Short problem: Quote the whole listing word for word. Do not include the pictures.

Dataset content:
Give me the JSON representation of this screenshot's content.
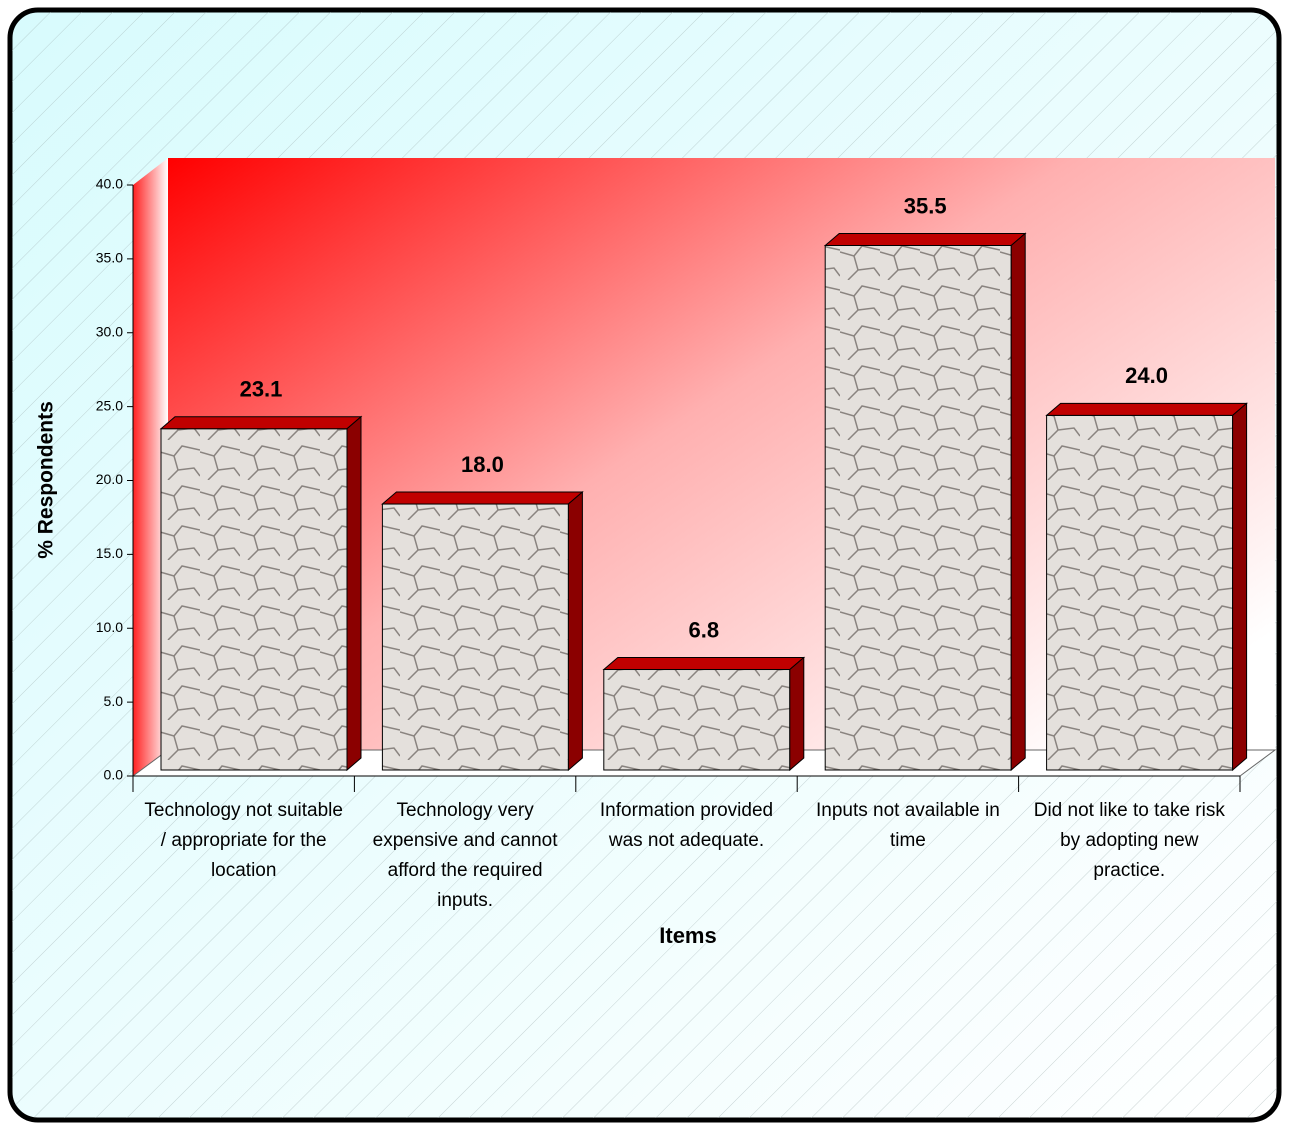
{
  "chart_data": {
    "type": "bar3d",
    "x_label": "Items",
    "y_label": "% Respondents",
    "categories": [
      "Technology not suitable / appropriate for the location",
      "Technology very expensive and cannot afford the required inputs.",
      "Information provided was not adequate.",
      "Inputs not available in time",
      "Did not like to take risk by adopting new practice."
    ],
    "values": [
      23.1,
      18.0,
      6.8,
      35.5,
      24.0
    ],
    "value_labels": [
      "23.1",
      "18.0",
      "6.8",
      "35.5",
      "24.0"
    ],
    "color": "#c00000",
    "ylim": [
      0,
      40
    ],
    "yticks": [
      {
        "value": 0,
        "label": "0.0"
      },
      {
        "value": 5,
        "label": "5.0"
      },
      {
        "value": 10,
        "label": "10.0"
      },
      {
        "value": 15,
        "label": "15.0"
      },
      {
        "value": 20,
        "label": "20.0"
      },
      {
        "value": 25,
        "label": "25.0"
      },
      {
        "value": 30,
        "label": "30.0"
      },
      {
        "value": 35,
        "label": "35.0"
      },
      {
        "value": 40,
        "label": "40.0"
      }
    ]
  }
}
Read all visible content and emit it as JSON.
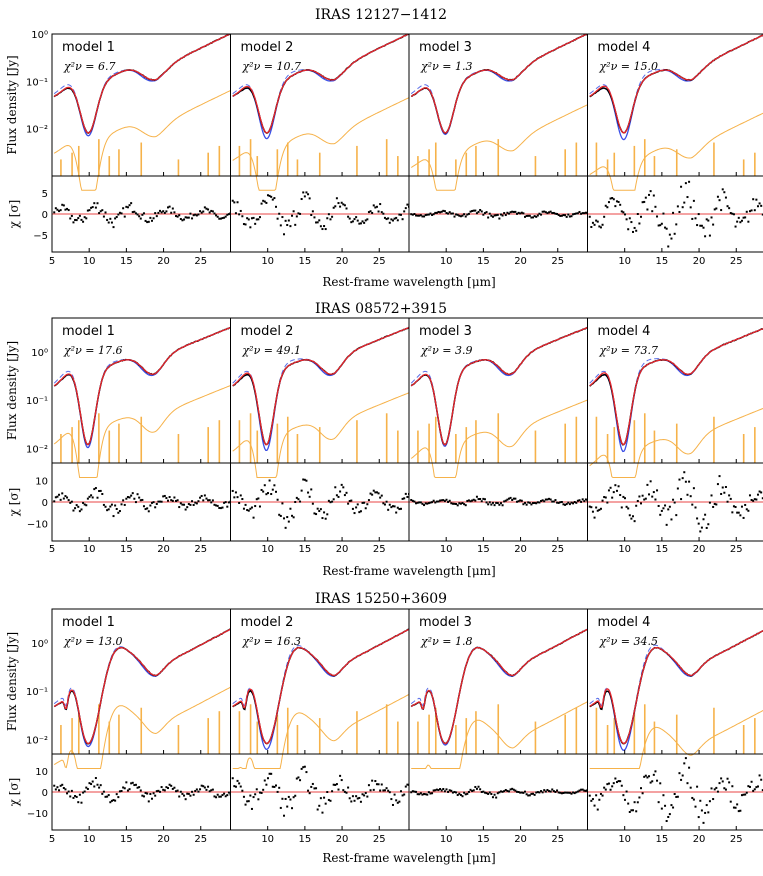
{
  "chart_data": {
    "type": "line",
    "x_range_um": [
      5,
      29
    ],
    "x_ticks": [
      5,
      10,
      15,
      20,
      25
    ],
    "xlabel": "Rest-frame wavelength [μm]",
    "ylabel_top": "Flux density [Jy]",
    "ylabel_bottom": "χ [σ]",
    "colors": {
      "data": "#000000",
      "fit_red": "#e8262b",
      "fit_blue": "#3b4fe6",
      "dashed_blue": "#5a6ee8",
      "components": "#f6b24a",
      "zero_line": "#e84545"
    },
    "groups": [
      {
        "title": "IRAS 12127−1412",
        "flux_range": [
          0.001,
          1
        ],
        "flux_ticks": [
          "10⁻²",
          "10⁻¹",
          "10⁰"
        ],
        "flux_tick_values": [
          0.01,
          0.1,
          1
        ],
        "chi_range": [
          -9,
          9
        ],
        "chi_ticks": [
          5,
          0,
          -5
        ],
        "panels": [
          {
            "label": "model 1",
            "chi2": "6.7"
          },
          {
            "label": "model 2",
            "chi2": "10.7"
          },
          {
            "label": "model 3",
            "chi2": "1.3"
          },
          {
            "label": "model 4",
            "chi2": "15.0"
          }
        ]
      },
      {
        "title": "IRAS 08572+3915",
        "flux_range": [
          0.005,
          5
        ],
        "flux_ticks": [
          "10⁻²",
          "10⁻¹",
          "10⁰"
        ],
        "flux_tick_values": [
          0.01,
          0.1,
          1
        ],
        "chi_range": [
          -18,
          18
        ],
        "chi_ticks": [
          10,
          0,
          -10
        ],
        "panels": [
          {
            "label": "model 1",
            "chi2": "17.6"
          },
          {
            "label": "model 2",
            "chi2": "49.1"
          },
          {
            "label": "model 3",
            "chi2": "3.9"
          },
          {
            "label": "model 4",
            "chi2": "73.7"
          }
        ]
      },
      {
        "title": "IRAS 15250+3609",
        "flux_range": [
          0.005,
          5
        ],
        "flux_ticks": [
          "10⁻²",
          "10⁻¹",
          "10⁰"
        ],
        "flux_tick_values": [
          0.01,
          0.1,
          1
        ],
        "chi_range": [
          -18,
          18
        ],
        "chi_ticks": [
          10,
          0,
          -10
        ],
        "panels": [
          {
            "label": "model 1",
            "chi2": "13.0"
          },
          {
            "label": "model 2",
            "chi2": "16.3"
          },
          {
            "label": "model 3",
            "chi2": "1.8"
          },
          {
            "label": "model 4",
            "chi2": "34.5"
          }
        ]
      }
    ]
  }
}
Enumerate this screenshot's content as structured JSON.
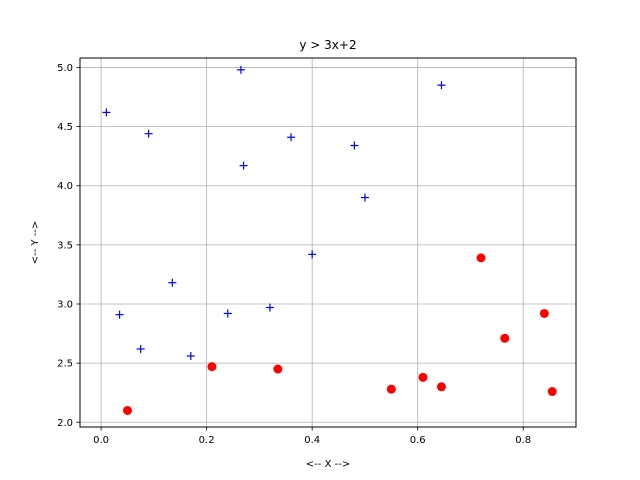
{
  "chart_data": {
    "type": "scatter",
    "title": "y > 3x+2",
    "xlabel": "<-- X -->",
    "ylabel": "<-- Y -->",
    "xlim": [
      -0.04,
      0.9
    ],
    "ylim": [
      1.96,
      5.08
    ],
    "xticks": [
      0.0,
      0.2,
      0.4,
      0.6,
      0.8
    ],
    "xtick_labels": [
      "0.0",
      "0.2",
      "0.4",
      "0.6",
      "0.8"
    ],
    "yticks": [
      2.0,
      2.5,
      3.0,
      3.5,
      4.0,
      4.5,
      5.0
    ],
    "ytick_labels": [
      "2.0",
      "2.5",
      "3.0",
      "3.5",
      "4.0",
      "4.5",
      "5.0"
    ],
    "grid": true,
    "series": [
      {
        "marker": "plus",
        "color": "#0000ff",
        "x": [
          0.01,
          0.09,
          0.265,
          0.645,
          0.36,
          0.48,
          0.27,
          0.5,
          0.4,
          0.135,
          0.035,
          0.24,
          0.32,
          0.075,
          0.17
        ],
        "y": [
          4.62,
          4.44,
          4.98,
          4.85,
          4.41,
          4.34,
          4.17,
          3.9,
          3.42,
          3.18,
          2.91,
          2.92,
          2.97,
          2.62,
          2.56
        ]
      },
      {
        "marker": "circle",
        "color": "#ff0000",
        "x": [
          0.72,
          0.765,
          0.84,
          0.21,
          0.335,
          0.61,
          0.645,
          0.55,
          0.855,
          0.05
        ],
        "y": [
          3.39,
          2.71,
          2.92,
          2.47,
          2.45,
          2.38,
          2.3,
          2.28,
          2.26,
          2.1
        ]
      }
    ]
  }
}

Solution to this task:
Give me the JSON representation of this screenshot's content.
{
  "chart_data": {
    "type": "bar3d",
    "x_label": "Items",
    "y_label": "% Respondents",
    "categories": [
      "Technology not suitable / appropriate for the location",
      "Technology very expensive and cannot afford the required inputs.",
      "Information provided was not adequate.",
      "Inputs not available in time",
      "Did not like to take risk by adopting new practice."
    ],
    "values": [
      23.1,
      18.0,
      6.8,
      35.5,
      24.0
    ],
    "value_labels": [
      "23.1",
      "18.0",
      "6.8",
      "35.5",
      "24.0"
    ],
    "color": "#c00000",
    "ylim": [
      0,
      40
    ],
    "yticks": [
      {
        "value": 0,
        "label": "0.0"
      },
      {
        "value": 5,
        "label": "5.0"
      },
      {
        "value": 10,
        "label": "10.0"
      },
      {
        "value": 15,
        "label": "15.0"
      },
      {
        "value": 20,
        "label": "20.0"
      },
      {
        "value": 25,
        "label": "25.0"
      },
      {
        "value": 30,
        "label": "30.0"
      },
      {
        "value": 35,
        "label": "35.0"
      },
      {
        "value": 40,
        "label": "40.0"
      }
    ]
  }
}
Read all visible content and emit it as JSON.
{
  "chart_data": {
    "type": "line",
    "x_range_um": [
      5,
      29
    ],
    "x_ticks": [
      5,
      10,
      15,
      20,
      25
    ],
    "xlabel": "Rest-frame wavelength [μm]",
    "ylabel_top": "Flux density [Jy]",
    "ylabel_bottom": "χ [σ]",
    "colors": {
      "data": "#000000",
      "fit_red": "#e8262b",
      "fit_blue": "#3b4fe6",
      "dashed_blue": "#5a6ee8",
      "components": "#f6b24a",
      "zero_line": "#e84545"
    },
    "groups": [
      {
        "title": "IRAS 12127−1412",
        "flux_range": [
          0.001,
          1
        ],
        "flux_ticks": [
          "10⁻²",
          "10⁻¹",
          "10⁰"
        ],
        "flux_tick_values": [
          0.01,
          0.1,
          1
        ],
        "chi_range": [
          -9,
          9
        ],
        "chi_ticks": [
          5,
          0,
          -5
        ],
        "panels": [
          {
            "label": "model 1",
            "chi2": "6.7"
          },
          {
            "label": "model 2",
            "chi2": "10.7"
          },
          {
            "label": "model 3",
            "chi2": "1.3"
          },
          {
            "label": "model 4",
            "chi2": "15.0"
          }
        ]
      },
      {
        "title": "IRAS 08572+3915",
        "flux_range": [
          0.005,
          5
        ],
        "flux_ticks": [
          "10⁻²",
          "10⁻¹",
          "10⁰"
        ],
        "flux_tick_values": [
          0.01,
          0.1,
          1
        ],
        "chi_range": [
          -18,
          18
        ],
        "chi_ticks": [
          10,
          0,
          -10
        ],
        "panels": [
          {
            "label": "model 1",
            "chi2": "17.6"
          },
          {
            "label": "model 2",
            "chi2": "49.1"
          },
          {
            "label": "model 3",
            "chi2": "3.9"
          },
          {
            "label": "model 4",
            "chi2": "73.7"
          }
        ]
      },
      {
        "title": "IRAS 15250+3609",
        "flux_range": [
          0.005,
          5
        ],
        "flux_ticks": [
          "10⁻²",
          "10⁻¹",
          "10⁰"
        ],
        "flux_tick_values": [
          0.01,
          0.1,
          1
        ],
        "chi_range": [
          -18,
          18
        ],
        "chi_ticks": [
          10,
          0,
          -10
        ],
        "panels": [
          {
            "label": "model 1",
            "chi2": "13.0"
          },
          {
            "label": "model 2",
            "chi2": "16.3"
          },
          {
            "label": "model 3",
            "chi2": "1.8"
          },
          {
            "label": "model 4",
            "chi2": "34.5"
          }
        ]
      }
    ]
  }
}
Enumerate this screenshot's content as structured JSON.
{
  "chart_data": {
    "type": "scatter",
    "title": "y > 3x+2",
    "xlabel": "<-- X -->",
    "ylabel": "<-- Y -->",
    "xlim": [
      -0.04,
      0.9
    ],
    "ylim": [
      1.96,
      5.08
    ],
    "xticks": [
      0.0,
      0.2,
      0.4,
      0.6,
      0.8
    ],
    "xtick_labels": [
      "0.0",
      "0.2",
      "0.4",
      "0.6",
      "0.8"
    ],
    "yticks": [
      2.0,
      2.5,
      3.0,
      3.5,
      4.0,
      4.5,
      5.0
    ],
    "ytick_labels": [
      "2.0",
      "2.5",
      "3.0",
      "3.5",
      "4.0",
      "4.5",
      "5.0"
    ],
    "grid": true,
    "series": [
      {
        "marker": "plus",
        "color": "#0000ff",
        "x": [
          0.01,
          0.09,
          0.265,
          0.645,
          0.36,
          0.48,
          0.27,
          0.5,
          0.4,
          0.135,
          0.035,
          0.24,
          0.32,
          0.075,
          0.17
        ],
        "y": [
          4.62,
          4.44,
          4.98,
          4.85,
          4.41,
          4.34,
          4.17,
          3.9,
          3.42,
          3.18,
          2.91,
          2.92,
          2.97,
          2.62,
          2.56
        ]
      },
      {
        "marker": "circle",
        "color": "#ff0000",
        "x": [
          0.72,
          0.765,
          0.84,
          0.21,
          0.335,
          0.61,
          0.645,
          0.55,
          0.855,
          0.05
        ],
        "y": [
          3.39,
          2.71,
          2.92,
          2.47,
          2.45,
          2.38,
          2.3,
          2.28,
          2.26,
          2.1
        ]
      }
    ]
  }
}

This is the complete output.